§ WHAT TO WORK ON:
Provide an exact reproduction of every entry.

(Records from a dataset)
((
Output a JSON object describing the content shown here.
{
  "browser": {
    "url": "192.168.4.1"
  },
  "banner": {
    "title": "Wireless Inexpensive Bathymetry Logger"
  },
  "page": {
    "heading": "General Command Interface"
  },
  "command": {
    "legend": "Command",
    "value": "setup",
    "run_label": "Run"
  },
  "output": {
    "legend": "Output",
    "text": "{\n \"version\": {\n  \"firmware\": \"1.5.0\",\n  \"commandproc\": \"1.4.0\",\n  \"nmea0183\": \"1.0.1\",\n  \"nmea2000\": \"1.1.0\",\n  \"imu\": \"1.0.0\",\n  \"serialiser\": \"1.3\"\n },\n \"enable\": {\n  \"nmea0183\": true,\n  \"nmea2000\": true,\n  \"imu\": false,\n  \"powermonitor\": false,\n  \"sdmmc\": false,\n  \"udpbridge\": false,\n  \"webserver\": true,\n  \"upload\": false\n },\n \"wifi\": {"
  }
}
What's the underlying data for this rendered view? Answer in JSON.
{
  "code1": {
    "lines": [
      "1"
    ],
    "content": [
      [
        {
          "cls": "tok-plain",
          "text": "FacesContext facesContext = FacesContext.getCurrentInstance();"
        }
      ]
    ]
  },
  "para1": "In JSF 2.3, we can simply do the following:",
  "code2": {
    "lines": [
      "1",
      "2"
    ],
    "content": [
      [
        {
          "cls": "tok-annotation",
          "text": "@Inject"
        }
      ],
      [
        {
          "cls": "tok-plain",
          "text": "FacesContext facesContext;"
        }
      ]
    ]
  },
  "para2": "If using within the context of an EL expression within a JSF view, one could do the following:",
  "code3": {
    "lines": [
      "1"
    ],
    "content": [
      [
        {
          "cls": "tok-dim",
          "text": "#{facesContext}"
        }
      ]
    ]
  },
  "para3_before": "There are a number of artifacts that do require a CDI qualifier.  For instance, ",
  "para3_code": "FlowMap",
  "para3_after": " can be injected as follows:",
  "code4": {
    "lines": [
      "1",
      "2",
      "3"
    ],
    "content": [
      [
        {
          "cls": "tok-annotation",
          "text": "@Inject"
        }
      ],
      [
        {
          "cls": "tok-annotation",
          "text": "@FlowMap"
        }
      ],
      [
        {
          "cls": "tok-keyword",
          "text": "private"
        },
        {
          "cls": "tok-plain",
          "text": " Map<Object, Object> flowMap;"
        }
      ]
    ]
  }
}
))
§ PROBLEM SOLUTION:
Output a JSON object describing the content shown here.
{
  "browser": {
    "url": "192.168.4.1"
  },
  "banner": {
    "title": "Wireless Inexpensive Bathymetry Logger"
  },
  "page": {
    "heading": "General Command Interface"
  },
  "command": {
    "legend": "Command",
    "value": "setup",
    "run_label": "Run"
  },
  "output": {
    "legend": "Output",
    "text": "{\n \"version\": {\n  \"firmware\": \"1.5.0\",\n  \"commandproc\": \"1.4.0\",\n  \"nmea0183\": \"1.0.1\",\n  \"nmea2000\": \"1.1.0\",\n  \"imu\": \"1.0.0\",\n  \"serialiser\": \"1.3\"\n },\n \"enable\": {\n  \"nmea0183\": true,\n  \"nmea2000\": true,\n  \"imu\": false,\n  \"powermonitor\": false,\n  \"sdmmc\": false,\n  \"udpbridge\": false,\n  \"webserver\": true,\n  \"upload\": false\n },\n \"wifi\": {"
  }
}
What's the underlying data for this rendered view? Answer in JSON.
{
  "code1": {
    "lines": [
      "1"
    ],
    "content": [
      [
        {
          "cls": "tok-plain",
          "text": "FacesContext facesContext = FacesContext.getCurrentInstance();"
        }
      ]
    ]
  },
  "para1": "In JSF 2.3, we can simply do the following:",
  "code2": {
    "lines": [
      "1",
      "2"
    ],
    "content": [
      [
        {
          "cls": "tok-annotation",
          "text": "@Inject"
        }
      ],
      [
        {
          "cls": "tok-plain",
          "text": "FacesContext facesContext;"
        }
      ]
    ]
  },
  "para2": "If using within the context of an EL expression within a JSF view, one could do the following:",
  "code3": {
    "lines": [
      "1"
    ],
    "content": [
      [
        {
          "cls": "tok-dim",
          "text": "#{facesContext}"
        }
      ]
    ]
  },
  "para3_before": "There are a number of artifacts that do require a CDI qualifier.  For instance, ",
  "para3_code": "FlowMap",
  "para3_after": " can be injected as follows:",
  "code4": {
    "lines": [
      "1",
      "2",
      "3"
    ],
    "content": [
      [
        {
          "cls": "tok-annotation",
          "text": "@Inject"
        }
      ],
      [
        {
          "cls": "tok-annotation",
          "text": "@FlowMap"
        }
      ],
      [
        {
          "cls": "tok-keyword",
          "text": "private"
        },
        {
          "cls": "tok-plain",
          "text": " Map<Object, Object> flowMap;"
        }
      ]
    ]
  }
}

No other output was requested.